Data entries
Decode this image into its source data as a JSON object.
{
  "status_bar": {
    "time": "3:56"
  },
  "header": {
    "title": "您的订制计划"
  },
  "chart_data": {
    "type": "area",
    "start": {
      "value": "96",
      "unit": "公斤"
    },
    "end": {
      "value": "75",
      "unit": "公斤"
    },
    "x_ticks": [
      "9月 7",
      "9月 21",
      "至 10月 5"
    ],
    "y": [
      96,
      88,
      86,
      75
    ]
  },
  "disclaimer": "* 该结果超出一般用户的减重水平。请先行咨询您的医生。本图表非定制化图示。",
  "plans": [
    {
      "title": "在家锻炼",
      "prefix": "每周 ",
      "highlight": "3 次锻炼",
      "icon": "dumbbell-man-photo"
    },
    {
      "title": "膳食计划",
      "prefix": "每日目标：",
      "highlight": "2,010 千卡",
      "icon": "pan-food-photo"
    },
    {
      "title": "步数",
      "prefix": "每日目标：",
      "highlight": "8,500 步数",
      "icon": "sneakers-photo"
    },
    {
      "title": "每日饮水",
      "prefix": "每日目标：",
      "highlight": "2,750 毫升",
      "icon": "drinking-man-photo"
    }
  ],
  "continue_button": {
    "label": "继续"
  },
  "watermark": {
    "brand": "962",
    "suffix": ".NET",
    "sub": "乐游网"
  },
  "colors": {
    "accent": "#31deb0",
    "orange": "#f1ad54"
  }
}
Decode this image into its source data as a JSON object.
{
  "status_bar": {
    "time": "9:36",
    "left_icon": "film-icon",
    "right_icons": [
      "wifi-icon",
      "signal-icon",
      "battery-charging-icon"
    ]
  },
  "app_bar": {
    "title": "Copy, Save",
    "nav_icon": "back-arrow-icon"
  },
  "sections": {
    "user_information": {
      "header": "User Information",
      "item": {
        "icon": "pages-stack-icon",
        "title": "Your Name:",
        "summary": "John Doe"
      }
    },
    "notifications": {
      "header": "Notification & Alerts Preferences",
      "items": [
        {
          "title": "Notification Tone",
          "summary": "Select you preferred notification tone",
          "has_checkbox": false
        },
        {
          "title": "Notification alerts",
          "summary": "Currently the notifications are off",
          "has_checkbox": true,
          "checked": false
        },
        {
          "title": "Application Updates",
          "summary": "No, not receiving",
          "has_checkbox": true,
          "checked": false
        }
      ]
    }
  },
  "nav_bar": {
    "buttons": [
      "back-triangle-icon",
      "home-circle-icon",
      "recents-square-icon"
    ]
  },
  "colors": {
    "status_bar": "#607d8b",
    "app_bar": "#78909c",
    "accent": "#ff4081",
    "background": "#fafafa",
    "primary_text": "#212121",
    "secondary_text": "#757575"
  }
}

* **Brief**
Go through the material above line by line and copy it exactly.

* **Task response**
Decode this image into its source data as a JSON object.
{
  "status_bar": {
    "time": "3:56"
  },
  "header": {
    "title": "您的订制计划"
  },
  "chart_data": {
    "type": "area",
    "start": {
      "value": "96",
      "unit": "公斤"
    },
    "end": {
      "value": "75",
      "unit": "公斤"
    },
    "x_ticks": [
      "9月 7",
      "9月 21",
      "至 10月 5"
    ],
    "y": [
      96,
      88,
      86,
      75
    ]
  },
  "disclaimer": "* 该结果超出一般用户的减重水平。请先行咨询您的医生。本图表非定制化图示。",
  "plans": [
    {
      "title": "在家锻炼",
      "prefix": "每周 ",
      "highlight": "3 次锻炼",
      "icon": "dumbbell-man-photo"
    },
    {
      "title": "膳食计划",
      "prefix": "每日目标：",
      "highlight": "2,010 千卡",
      "icon": "pan-food-photo"
    },
    {
      "title": "步数",
      "prefix": "每日目标：",
      "highlight": "8,500 步数",
      "icon": "sneakers-photo"
    },
    {
      "title": "每日饮水",
      "prefix": "每日目标：",
      "highlight": "2,750 毫升",
      "icon": "drinking-man-photo"
    }
  ],
  "continue_button": {
    "label": "继续"
  },
  "watermark": {
    "brand": "962",
    "suffix": ".NET",
    "sub": "乐游网"
  },
  "colors": {
    "accent": "#31deb0",
    "orange": "#f1ad54"
  }
}
Decode this image into its source data as a JSON object.
{
  "status_bar": {
    "time": "9:36",
    "left_icon": "film-icon",
    "right_icons": [
      "wifi-icon",
      "signal-icon",
      "battery-charging-icon"
    ]
  },
  "app_bar": {
    "title": "Copy, Save",
    "nav_icon": "back-arrow-icon"
  },
  "sections": {
    "user_information": {
      "header": "User Information",
      "item": {
        "icon": "pages-stack-icon",
        "title": "Your Name:",
        "summary": "John Doe"
      }
    },
    "notifications": {
      "header": "Notification & Alerts Preferences",
      "items": [
        {
          "title": "Notification Tone",
          "summary": "Select you preferred notification tone",
          "has_checkbox": false
        },
        {
          "title": "Notification alerts",
          "summary": "Currently the notifications are off",
          "has_checkbox": true,
          "checked": false
        },
        {
          "title": "Application Updates",
          "summary": "No, not receiving",
          "has_checkbox": true,
          "checked": false
        }
      ]
    }
  },
  "nav_bar": {
    "buttons": [
      "back-triangle-icon",
      "home-circle-icon",
      "recents-square-icon"
    ]
  },
  "colors": {
    "status_bar": "#607d8b",
    "app_bar": "#78909c",
    "accent": "#ff4081",
    "background": "#fafafa",
    "primary_text": "#212121",
    "secondary_text": "#757575"
  }
}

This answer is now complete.